Given problem. The data below is to be returned in full and exactly.

Material shown.
================================

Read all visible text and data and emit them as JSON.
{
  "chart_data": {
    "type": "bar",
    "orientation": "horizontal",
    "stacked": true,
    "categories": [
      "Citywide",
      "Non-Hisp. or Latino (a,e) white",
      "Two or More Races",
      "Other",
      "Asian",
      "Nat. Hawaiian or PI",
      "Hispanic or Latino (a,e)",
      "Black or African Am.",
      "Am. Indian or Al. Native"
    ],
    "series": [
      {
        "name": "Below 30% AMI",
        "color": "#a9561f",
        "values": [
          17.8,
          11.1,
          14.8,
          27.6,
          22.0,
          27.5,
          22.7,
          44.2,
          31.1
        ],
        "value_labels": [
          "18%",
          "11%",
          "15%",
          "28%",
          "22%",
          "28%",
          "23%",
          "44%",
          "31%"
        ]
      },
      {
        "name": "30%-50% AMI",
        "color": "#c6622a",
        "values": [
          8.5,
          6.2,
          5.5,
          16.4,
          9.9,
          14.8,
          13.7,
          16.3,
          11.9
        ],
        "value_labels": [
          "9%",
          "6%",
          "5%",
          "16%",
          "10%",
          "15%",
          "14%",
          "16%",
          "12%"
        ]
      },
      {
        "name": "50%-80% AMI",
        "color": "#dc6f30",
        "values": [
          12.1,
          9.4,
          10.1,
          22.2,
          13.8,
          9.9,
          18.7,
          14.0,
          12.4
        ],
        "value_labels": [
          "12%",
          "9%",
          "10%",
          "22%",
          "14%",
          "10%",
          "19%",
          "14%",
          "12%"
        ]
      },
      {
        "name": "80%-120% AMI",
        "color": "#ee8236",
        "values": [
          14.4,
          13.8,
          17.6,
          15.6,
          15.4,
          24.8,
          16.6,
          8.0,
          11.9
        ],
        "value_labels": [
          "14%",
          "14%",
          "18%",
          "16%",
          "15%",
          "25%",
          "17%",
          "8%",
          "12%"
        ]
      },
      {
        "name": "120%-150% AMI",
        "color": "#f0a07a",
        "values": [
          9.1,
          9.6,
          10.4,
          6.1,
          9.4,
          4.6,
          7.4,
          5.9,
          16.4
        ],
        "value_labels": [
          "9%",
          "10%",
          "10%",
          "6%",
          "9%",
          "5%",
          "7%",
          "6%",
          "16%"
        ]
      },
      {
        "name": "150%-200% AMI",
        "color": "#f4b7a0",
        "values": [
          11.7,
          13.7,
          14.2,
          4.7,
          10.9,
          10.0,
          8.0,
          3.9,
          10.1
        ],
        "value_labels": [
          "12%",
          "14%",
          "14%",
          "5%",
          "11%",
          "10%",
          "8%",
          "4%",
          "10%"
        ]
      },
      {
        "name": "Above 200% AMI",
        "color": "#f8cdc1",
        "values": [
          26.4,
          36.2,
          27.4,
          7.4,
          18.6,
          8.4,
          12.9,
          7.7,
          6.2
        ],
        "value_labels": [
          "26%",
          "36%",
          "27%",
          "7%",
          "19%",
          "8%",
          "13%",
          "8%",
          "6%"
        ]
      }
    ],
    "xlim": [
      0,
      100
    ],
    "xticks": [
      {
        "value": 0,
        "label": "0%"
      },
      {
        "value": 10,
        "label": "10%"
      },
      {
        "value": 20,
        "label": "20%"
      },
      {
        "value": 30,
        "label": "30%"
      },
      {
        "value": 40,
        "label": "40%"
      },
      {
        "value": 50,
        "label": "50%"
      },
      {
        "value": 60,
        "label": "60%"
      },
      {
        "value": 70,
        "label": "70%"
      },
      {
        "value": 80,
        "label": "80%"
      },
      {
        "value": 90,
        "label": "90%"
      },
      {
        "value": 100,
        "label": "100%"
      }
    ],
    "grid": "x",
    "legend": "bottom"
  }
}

================================

Answer to this problem.
Read all visible text and data and emit them as JSON.
{
  "chart_data": {
    "type": "bar",
    "orientation": "horizontal",
    "stacked": true,
    "categories": [
      "Citywide",
      "Non-Hisp. or Latino (a,e) white",
      "Two or More Races",
      "Other",
      "Asian",
      "Nat. Hawaiian or PI",
      "Hispanic or Latino (a,e)",
      "Black or African Am.",
      "Am. Indian or Al. Native"
    ],
    "series": [
      {
        "name": "Below 30% AMI",
        "color": "#a9561f",
        "values": [
          17.8,
          11.1,
          14.8,
          27.6,
          22.0,
          27.5,
          22.7,
          44.2,
          31.1
        ],
        "value_labels": [
          "18%",
          "11%",
          "15%",
          "28%",
          "22%",
          "28%",
          "23%",
          "44%",
          "31%"
        ]
      },
      {
        "name": "30%-50% AMI",
        "color": "#c6622a",
        "values": [
          8.5,
          6.2,
          5.5,
          16.4,
          9.9,
          14.8,
          13.7,
          16.3,
          11.9
        ],
        "value_labels": [
          "9%",
          "6%",
          "5%",
          "16%",
          "10%",
          "15%",
          "14%",
          "16%",
          "12%"
        ]
      },
      {
        "name": "50%-80% AMI",
        "color": "#dc6f30",
        "values": [
          12.1,
          9.4,
          10.1,
          22.2,
          13.8,
          9.9,
          18.7,
          14.0,
          12.4
        ],
        "value_labels": [
          "12%",
          "9%",
          "10%",
          "22%",
          "14%",
          "10%",
          "19%",
          "14%",
          "12%"
        ]
      },
      {
        "name": "80%-120% AMI",
        "color": "#ee8236",
        "values": [
          14.4,
          13.8,
          17.6,
          15.6,
          15.4,
          24.8,
          16.6,
          8.0,
          11.9
        ],
        "value_labels": [
          "14%",
          "14%",
          "18%",
          "16%",
          "15%",
          "25%",
          "17%",
          "8%",
          "12%"
        ]
      },
      {
        "name": "120%-150% AMI",
        "color": "#f0a07a",
        "values": [
          9.1,
          9.6,
          10.4,
          6.1,
          9.4,
          4.6,
          7.4,
          5.9,
          16.4
        ],
        "value_labels": [
          "9%",
          "10%",
          "10%",
          "6%",
          "9%",
          "5%",
          "7%",
          "6%",
          "16%"
        ]
      },
      {
        "name": "150%-200% AMI",
        "color": "#f4b7a0",
        "values": [
          11.7,
          13.7,
          14.2,
          4.7,
          10.9,
          10.0,
          8.0,
          3.9,
          10.1
        ],
        "value_labels": [
          "12%",
          "14%",
          "14%",
          "5%",
          "11%",
          "10%",
          "8%",
          "4%",
          "10%"
        ]
      },
      {
        "name": "Above 200% AMI",
        "color": "#f8cdc1",
        "values": [
          26.4,
          36.2,
          27.4,
          7.4,
          18.6,
          8.4,
          12.9,
          7.7,
          6.2
        ],
        "value_labels": [
          "26%",
          "36%",
          "27%",
          "7%",
          "19%",
          "8%",
          "13%",
          "8%",
          "6%"
        ]
      }
    ],
    "xlim": [
      0,
      100
    ],
    "xticks": [
      {
        "value": 0,
        "label": "0%"
      },
      {
        "value": 10,
        "label": "10%"
      },
      {
        "value": 20,
        "label": "20%"
      },
      {
        "value": 30,
        "label": "30%"
      },
      {
        "value": 40,
        "label": "40%"
      },
      {
        "value": 50,
        "label": "50%"
      },
      {
        "value": 60,
        "label": "60%"
      },
      {
        "value": 70,
        "label": "70%"
      },
      {
        "value": 80,
        "label": "80%"
      },
      {
        "value": 90,
        "label": "90%"
      },
      {
        "value": 100,
        "label": "100%"
      }
    ],
    "grid": "x",
    "legend": "bottom"
  }
}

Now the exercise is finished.